[原文]:
= = = = = = =

バトル自体もちょい複雑で「なんだこれ、ちゃんと出来るのか」と思ったりするのだが、慣れてくるとちゃんとした立ち回りがあって、いい塩梅で頭を使う部分がちゃんとあって、一つ一つのバトルが面白いのである。簡略化されがちなカードゲームの中では、ちゃんとシミュレーションというかストラテジーしているなという感じがあって、良い感触である。

恐らく一番表現として向いているのは、昔ながらのTRPG、あるいはゲームブックよりのRPGを現代風のゲームデザインで表現したという感じであって、個人的には好印象であり、さらには開発も週一でアップデートするなどの活発な動きをしている。恐らくデッキビルディングと安直にいうよりは「デジタルなボードゲームのローグライク」として見たほうがいいだろうと思う。

フィールドを散策する楽しみ

なぜ「ボードゲーム的なローグライク」というのかというと、散策部分が今ではあまり見ることのない「フィールドを散策して、イベントの場所へ向かう」というタイプであるからだ。しかもダラダラとフィールドを散策していると疲れが溜まり、士気が下がっていくので、夜になったら安全な場所で休憩を取ったりするような工夫が必要になる。

またイベントに関しても、闇雲にいい結果を選んでいるとダメである。そうすると、例えば「負傷」をしてしまった場合、その負傷カードというのがデッキに潜り込んで、デッキの回転率を悪くする。また「疲れ」もできるだけないほうが、有利にバトルを運ぶことができるし、場合によっては仲間も増やせるので、できるなら食料も豊富に確保しておきたい。あるいは、戦力がそれほど安定していない中でバトルするのも、少し考える必要があるだろう。

= = = = = = =

[提供データ]:
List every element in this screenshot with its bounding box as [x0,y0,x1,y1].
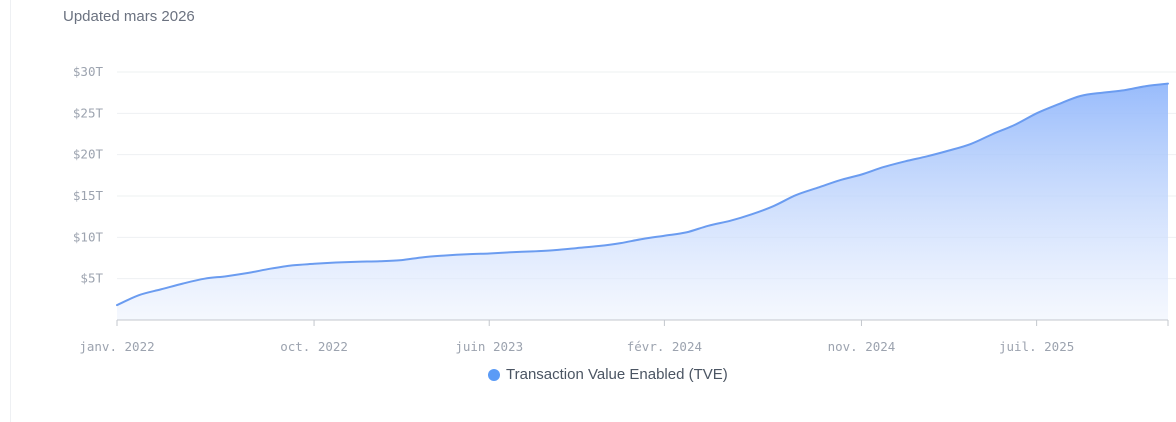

= = = = = = =

[依頼内容]: 原文のうち、鉤括弧「」で囲まれた語句をすべて、出てくる順に書き出す。

[出力]:
- なんだこれ、ちゃんと出来るのか
- デジタルなボードゲームのローグライク
- ボードゲーム的なローグライク
- フィールドを散策して、イベントの場所へ向かう
- 負傷
- 疲れ